Written task: Gather all lines containing the string "name" and copy them out.

[start of Rows]

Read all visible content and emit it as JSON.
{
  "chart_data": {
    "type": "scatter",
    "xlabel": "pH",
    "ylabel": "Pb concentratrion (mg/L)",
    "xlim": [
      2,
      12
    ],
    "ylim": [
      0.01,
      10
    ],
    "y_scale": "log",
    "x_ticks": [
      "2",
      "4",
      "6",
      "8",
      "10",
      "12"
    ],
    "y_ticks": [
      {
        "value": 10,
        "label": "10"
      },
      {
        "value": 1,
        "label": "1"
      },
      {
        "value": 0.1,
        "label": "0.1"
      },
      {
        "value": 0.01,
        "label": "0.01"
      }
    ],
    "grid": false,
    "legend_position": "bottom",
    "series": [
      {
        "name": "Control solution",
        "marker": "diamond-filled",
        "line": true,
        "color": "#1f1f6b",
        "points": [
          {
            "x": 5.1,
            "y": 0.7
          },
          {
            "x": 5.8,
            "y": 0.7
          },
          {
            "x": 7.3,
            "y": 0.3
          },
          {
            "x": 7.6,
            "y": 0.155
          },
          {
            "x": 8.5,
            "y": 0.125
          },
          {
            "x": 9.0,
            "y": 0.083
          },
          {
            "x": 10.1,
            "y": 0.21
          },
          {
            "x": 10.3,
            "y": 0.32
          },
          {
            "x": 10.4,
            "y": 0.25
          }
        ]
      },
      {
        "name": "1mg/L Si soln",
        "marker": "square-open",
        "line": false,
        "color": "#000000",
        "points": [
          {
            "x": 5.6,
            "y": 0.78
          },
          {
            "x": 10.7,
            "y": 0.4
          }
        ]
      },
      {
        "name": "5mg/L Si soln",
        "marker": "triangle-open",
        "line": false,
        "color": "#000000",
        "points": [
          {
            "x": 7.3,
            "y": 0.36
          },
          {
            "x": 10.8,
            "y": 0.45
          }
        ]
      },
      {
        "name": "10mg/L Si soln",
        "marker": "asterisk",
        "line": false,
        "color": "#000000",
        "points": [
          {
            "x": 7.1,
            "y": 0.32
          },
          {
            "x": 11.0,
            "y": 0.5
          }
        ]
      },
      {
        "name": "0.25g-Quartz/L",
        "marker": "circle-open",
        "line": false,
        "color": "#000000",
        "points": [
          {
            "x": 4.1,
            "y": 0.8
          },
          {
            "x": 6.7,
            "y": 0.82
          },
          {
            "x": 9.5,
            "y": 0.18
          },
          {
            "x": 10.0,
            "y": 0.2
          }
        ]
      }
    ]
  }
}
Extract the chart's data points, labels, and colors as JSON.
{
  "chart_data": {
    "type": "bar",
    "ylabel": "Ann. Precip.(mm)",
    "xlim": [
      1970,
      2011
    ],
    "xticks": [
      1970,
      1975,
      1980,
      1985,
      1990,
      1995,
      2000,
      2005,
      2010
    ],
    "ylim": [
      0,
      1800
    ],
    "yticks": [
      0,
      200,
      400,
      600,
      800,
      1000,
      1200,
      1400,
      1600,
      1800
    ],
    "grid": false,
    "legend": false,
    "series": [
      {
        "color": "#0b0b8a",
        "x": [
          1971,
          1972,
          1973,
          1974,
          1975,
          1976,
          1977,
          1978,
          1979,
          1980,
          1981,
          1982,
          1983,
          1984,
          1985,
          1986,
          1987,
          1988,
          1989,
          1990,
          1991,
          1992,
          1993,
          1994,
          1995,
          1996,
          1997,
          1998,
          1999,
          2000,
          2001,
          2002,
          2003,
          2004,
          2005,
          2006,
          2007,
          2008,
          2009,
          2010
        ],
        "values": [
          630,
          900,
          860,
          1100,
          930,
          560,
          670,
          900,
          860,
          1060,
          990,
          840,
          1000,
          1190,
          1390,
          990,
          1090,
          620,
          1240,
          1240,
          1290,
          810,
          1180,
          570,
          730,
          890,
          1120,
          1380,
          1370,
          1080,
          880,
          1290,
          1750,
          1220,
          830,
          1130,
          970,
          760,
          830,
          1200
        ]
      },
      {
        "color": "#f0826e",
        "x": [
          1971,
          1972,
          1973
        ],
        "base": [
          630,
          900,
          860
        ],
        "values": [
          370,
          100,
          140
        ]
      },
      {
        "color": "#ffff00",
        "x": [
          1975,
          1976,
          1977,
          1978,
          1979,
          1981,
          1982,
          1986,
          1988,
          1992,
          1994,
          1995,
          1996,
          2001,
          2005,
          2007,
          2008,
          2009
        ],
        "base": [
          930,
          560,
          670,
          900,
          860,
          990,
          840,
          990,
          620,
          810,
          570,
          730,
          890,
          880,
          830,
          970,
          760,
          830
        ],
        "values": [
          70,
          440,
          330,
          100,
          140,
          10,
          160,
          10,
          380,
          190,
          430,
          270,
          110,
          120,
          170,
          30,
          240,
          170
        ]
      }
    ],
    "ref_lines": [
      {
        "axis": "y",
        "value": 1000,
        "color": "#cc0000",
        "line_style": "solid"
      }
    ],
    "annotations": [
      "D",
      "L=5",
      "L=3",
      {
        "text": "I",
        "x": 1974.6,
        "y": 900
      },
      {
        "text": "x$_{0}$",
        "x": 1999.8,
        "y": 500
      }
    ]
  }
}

[end of Rows]

Task answer:
        "name": "Control solution",
        "name": "1mg/L Si soln",
        "name": "5mg/L Si soln",
        "name": "10mg/L Si soln",
        "name": "0.25g-Quartz/L",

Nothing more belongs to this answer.